**Required task**
Leave out the pictures and copy everything else in the entries exactly.

——————————

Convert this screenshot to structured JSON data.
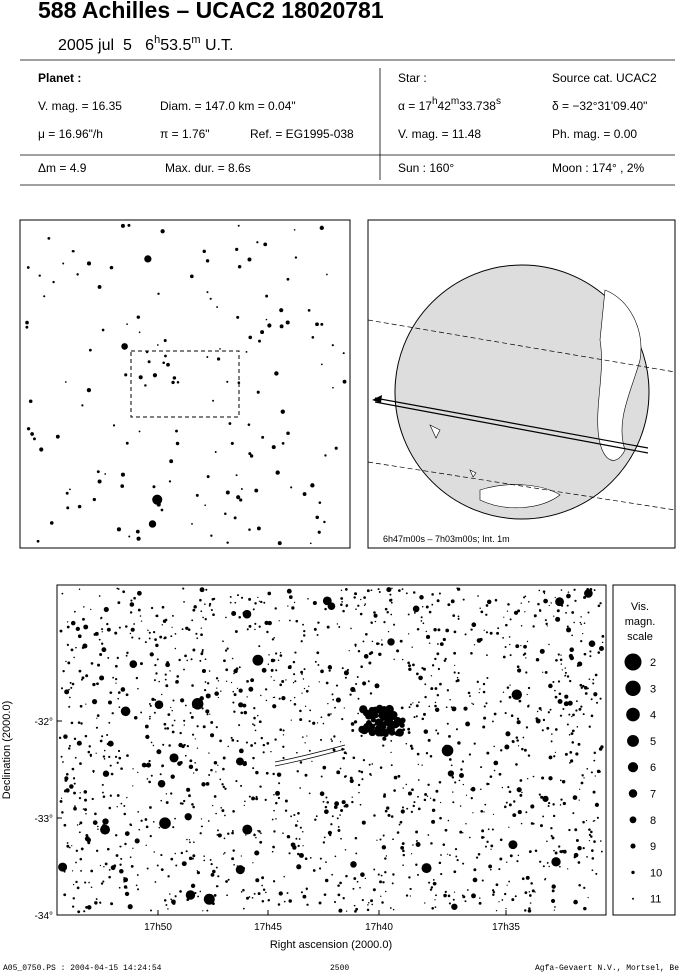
{
  "header": {
    "title": "588 Achilles  –  UCAC2 18020781",
    "date": "2005 jul  5   6",
    "hour_unit": "h",
    "minutes": "53.5",
    "minute_unit": "m",
    "ut": " U.T."
  },
  "planet": {
    "heading": "Planet :",
    "vmag": "V. mag. = 16.35",
    "diam": "Diam. = 147.0 km = 0.04\"",
    "mu": "μ = 16.96\"/h",
    "parallax": "π = 1.76\"",
    "ref": "Ref. = EG1995-038",
    "dm": "Δm = 4.9",
    "maxdur": "Max. dur. = 8.6s"
  },
  "star": {
    "heading": "Star :",
    "source": "Source cat.  UCAC2",
    "alpha": "α = 17",
    "alpha_h": "h",
    "alpha_min": "42",
    "alpha_m": "m",
    "alpha_sec": "33.738",
    "alpha_s": "s",
    "delta": "δ = −32°31'09.40\"",
    "vmag": "V. mag. = 11.48",
    "phmag": "Ph. mag. =  0.00",
    "sun": "Sun : 160°",
    "moon": "Moon : 174° ,  2%"
  },
  "globe": {
    "caption": "6h47m00s –  7h03m00s; Int.  1m"
  },
  "starchart": {
    "ylabel": "Declination (2000.0)",
    "yticks": [
      "-32°",
      "-33°",
      "-34°"
    ],
    "xlabel": "Right ascension (2000.0)",
    "xticks": [
      "17h50",
      "17h45",
      "17h40",
      "17h35"
    ],
    "scale_title": [
      "Vis.",
      "magn.",
      "scale"
    ],
    "scale": [
      2,
      3,
      4,
      5,
      6,
      7,
      8,
      9,
      10,
      11
    ]
  },
  "footer": {
    "file": "A05_0750.PS : 2004-04-15 14:24:54",
    "number": "2500",
    "credit": "Agfa-Gevaert N.V., Mortsel, Belgium"
  }
}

——————————

**Complete output**
Convert this screenshot to structured JSON data.
{
  "header": {
    "title": "588 Achilles  –  UCAC2 18020781",
    "date": "2005 jul  5   6",
    "hour_unit": "h",
    "minutes": "53.5",
    "minute_unit": "m",
    "ut": " U.T."
  },
  "planet": {
    "heading": "Planet :",
    "vmag": "V. mag. = 16.35",
    "diam": "Diam. = 147.0 km = 0.04\"",
    "mu": "μ = 16.96\"/h",
    "parallax": "π = 1.76\"",
    "ref": "Ref. = EG1995-038",
    "dm": "Δm = 4.9",
    "maxdur": "Max. dur. = 8.6s"
  },
  "star": {
    "heading": "Star :",
    "source": "Source cat.  UCAC2",
    "alpha": "α = 17",
    "alpha_h": "h",
    "alpha_min": "42",
    "alpha_m": "m",
    "alpha_sec": "33.738",
    "alpha_s": "s",
    "delta": "δ = −32°31'09.40\"",
    "vmag": "V. mag. = 11.48",
    "phmag": "Ph. mag. =  0.00",
    "sun": "Sun : 160°",
    "moon": "Moon : 174° ,  2%"
  },
  "globe": {
    "caption": "6h47m00s –  7h03m00s; Int.  1m"
  },
  "starchart": {
    "ylabel": "Declination (2000.0)",
    "yticks": [
      "-32°",
      "-33°",
      "-34°"
    ],
    "xlabel": "Right ascension (2000.0)",
    "xticks": [
      "17h50",
      "17h45",
      "17h40",
      "17h35"
    ],
    "scale_title": [
      "Vis.",
      "magn.",
      "scale"
    ],
    "scale": [
      2,
      3,
      4,
      5,
      6,
      7,
      8,
      9,
      10,
      11
    ]
  },
  "footer": {
    "file": "A05_0750.PS : 2004-04-15 14:24:54",
    "number": "2500",
    "credit": "Agfa-Gevaert N.V., Mortsel, Belgium"
  }
}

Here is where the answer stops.